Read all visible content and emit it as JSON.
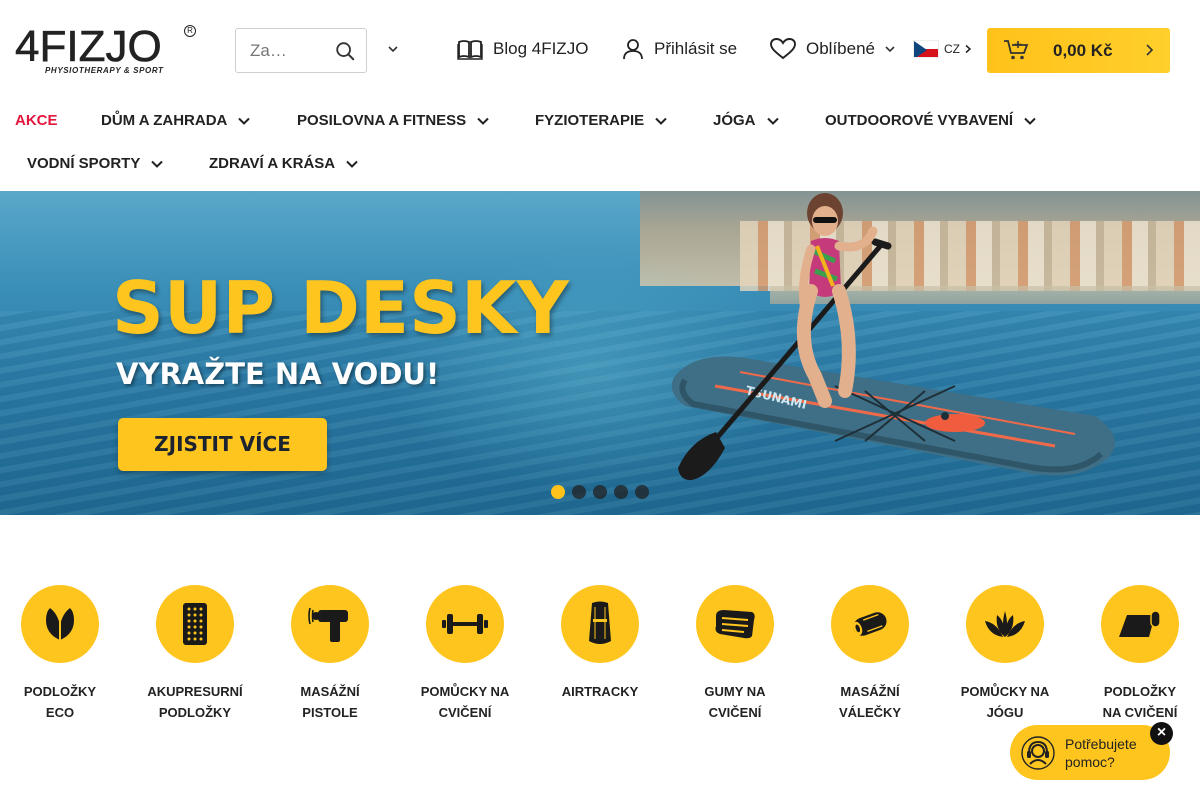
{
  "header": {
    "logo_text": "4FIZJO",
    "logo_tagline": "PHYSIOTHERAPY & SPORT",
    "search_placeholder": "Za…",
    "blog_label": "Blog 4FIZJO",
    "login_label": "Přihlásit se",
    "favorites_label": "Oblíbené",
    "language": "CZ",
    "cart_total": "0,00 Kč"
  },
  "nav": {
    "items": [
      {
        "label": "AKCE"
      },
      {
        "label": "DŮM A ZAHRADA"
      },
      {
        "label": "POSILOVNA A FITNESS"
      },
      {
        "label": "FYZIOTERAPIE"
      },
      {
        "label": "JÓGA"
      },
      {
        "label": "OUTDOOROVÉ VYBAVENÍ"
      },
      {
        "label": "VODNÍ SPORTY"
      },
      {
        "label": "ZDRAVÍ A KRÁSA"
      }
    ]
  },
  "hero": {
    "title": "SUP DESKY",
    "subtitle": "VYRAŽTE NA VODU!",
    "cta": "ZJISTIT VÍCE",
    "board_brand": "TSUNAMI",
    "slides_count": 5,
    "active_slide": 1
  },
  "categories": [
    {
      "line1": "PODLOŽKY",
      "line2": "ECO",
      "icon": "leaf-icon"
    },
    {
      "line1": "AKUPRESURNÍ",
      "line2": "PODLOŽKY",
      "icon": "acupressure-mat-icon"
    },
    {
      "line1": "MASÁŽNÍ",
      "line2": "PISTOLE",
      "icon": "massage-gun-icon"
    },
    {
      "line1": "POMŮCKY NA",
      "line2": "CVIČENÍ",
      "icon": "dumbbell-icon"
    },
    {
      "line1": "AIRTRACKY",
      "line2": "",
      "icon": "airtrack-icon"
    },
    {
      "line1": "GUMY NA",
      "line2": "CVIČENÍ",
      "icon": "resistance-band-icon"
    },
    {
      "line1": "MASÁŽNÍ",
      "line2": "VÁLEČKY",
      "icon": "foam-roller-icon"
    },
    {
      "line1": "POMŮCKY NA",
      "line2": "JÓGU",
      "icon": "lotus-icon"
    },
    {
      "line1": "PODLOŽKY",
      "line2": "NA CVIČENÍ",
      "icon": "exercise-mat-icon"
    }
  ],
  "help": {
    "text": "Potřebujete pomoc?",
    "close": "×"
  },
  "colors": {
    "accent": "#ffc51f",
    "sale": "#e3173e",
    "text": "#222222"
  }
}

==

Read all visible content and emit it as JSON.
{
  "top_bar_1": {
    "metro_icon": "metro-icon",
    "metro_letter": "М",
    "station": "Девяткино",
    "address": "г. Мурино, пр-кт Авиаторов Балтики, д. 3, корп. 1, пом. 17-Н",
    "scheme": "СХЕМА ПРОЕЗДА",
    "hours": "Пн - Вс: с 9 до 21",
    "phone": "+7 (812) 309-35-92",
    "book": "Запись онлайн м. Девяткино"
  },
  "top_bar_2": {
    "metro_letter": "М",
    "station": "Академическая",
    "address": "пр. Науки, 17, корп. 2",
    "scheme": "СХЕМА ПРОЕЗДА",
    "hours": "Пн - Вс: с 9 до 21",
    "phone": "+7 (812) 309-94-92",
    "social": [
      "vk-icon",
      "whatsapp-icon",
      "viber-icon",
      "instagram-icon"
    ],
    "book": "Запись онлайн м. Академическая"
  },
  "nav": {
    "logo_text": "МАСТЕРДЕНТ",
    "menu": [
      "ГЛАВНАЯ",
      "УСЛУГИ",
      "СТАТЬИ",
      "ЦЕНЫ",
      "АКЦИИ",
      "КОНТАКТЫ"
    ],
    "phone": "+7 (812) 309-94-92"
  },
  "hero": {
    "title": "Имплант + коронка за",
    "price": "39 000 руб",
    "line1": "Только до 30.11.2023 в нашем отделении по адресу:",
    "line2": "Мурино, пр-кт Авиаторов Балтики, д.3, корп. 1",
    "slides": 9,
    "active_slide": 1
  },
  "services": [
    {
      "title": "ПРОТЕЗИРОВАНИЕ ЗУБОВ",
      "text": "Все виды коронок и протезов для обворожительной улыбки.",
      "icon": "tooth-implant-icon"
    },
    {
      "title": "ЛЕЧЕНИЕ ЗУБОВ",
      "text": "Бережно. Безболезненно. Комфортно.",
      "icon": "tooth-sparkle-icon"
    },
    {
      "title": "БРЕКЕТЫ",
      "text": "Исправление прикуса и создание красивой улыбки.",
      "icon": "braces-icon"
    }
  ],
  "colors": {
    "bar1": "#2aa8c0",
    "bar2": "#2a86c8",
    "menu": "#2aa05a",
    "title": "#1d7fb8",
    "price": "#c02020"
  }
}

--

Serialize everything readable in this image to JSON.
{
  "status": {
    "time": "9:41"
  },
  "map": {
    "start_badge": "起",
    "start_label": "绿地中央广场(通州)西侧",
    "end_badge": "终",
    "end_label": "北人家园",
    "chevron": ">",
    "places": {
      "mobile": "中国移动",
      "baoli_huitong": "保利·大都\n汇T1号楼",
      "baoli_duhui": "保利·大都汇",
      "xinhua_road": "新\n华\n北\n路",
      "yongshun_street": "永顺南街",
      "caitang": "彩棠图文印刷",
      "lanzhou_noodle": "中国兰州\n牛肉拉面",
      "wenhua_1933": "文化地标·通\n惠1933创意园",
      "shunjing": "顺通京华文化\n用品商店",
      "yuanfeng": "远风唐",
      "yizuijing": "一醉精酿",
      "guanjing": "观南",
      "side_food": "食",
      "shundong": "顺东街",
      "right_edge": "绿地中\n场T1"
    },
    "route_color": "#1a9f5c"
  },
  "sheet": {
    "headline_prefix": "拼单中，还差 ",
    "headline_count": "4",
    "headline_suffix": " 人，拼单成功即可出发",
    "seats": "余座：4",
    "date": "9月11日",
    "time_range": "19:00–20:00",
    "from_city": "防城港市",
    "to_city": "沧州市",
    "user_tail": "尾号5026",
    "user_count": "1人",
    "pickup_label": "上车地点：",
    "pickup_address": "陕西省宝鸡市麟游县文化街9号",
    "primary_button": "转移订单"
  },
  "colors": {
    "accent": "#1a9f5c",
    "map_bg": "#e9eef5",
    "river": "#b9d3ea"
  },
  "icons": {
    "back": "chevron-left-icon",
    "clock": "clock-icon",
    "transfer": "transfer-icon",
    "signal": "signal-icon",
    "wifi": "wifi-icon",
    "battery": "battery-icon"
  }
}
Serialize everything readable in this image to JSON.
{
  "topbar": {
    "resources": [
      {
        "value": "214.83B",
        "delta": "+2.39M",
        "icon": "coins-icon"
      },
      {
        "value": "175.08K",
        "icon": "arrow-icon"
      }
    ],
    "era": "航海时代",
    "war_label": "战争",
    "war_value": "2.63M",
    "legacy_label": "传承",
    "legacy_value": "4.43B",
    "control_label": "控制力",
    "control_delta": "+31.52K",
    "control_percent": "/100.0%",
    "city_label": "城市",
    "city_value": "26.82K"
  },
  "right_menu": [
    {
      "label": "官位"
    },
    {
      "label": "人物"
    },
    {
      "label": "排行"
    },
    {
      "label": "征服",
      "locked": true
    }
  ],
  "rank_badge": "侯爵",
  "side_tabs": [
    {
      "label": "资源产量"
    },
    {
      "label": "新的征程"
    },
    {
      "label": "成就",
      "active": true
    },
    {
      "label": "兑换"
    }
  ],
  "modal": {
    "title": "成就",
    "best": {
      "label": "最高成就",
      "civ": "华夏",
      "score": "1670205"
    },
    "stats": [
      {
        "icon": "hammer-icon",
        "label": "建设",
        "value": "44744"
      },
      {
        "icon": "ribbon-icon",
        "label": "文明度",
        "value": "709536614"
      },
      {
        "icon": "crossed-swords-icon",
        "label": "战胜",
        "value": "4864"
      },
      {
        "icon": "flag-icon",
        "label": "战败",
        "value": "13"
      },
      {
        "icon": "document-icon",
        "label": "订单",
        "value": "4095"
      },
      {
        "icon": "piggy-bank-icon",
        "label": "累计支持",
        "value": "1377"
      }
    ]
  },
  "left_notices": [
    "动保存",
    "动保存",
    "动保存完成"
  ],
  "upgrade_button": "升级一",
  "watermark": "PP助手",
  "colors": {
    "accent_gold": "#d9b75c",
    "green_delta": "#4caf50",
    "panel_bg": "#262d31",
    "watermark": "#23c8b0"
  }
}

• [Work to be completed] Gather each line in the data that holds the string "tooth".

• [The solution]
      "icon": "tooth-implant-icon"
      "icon": "tooth-sparkle-icon"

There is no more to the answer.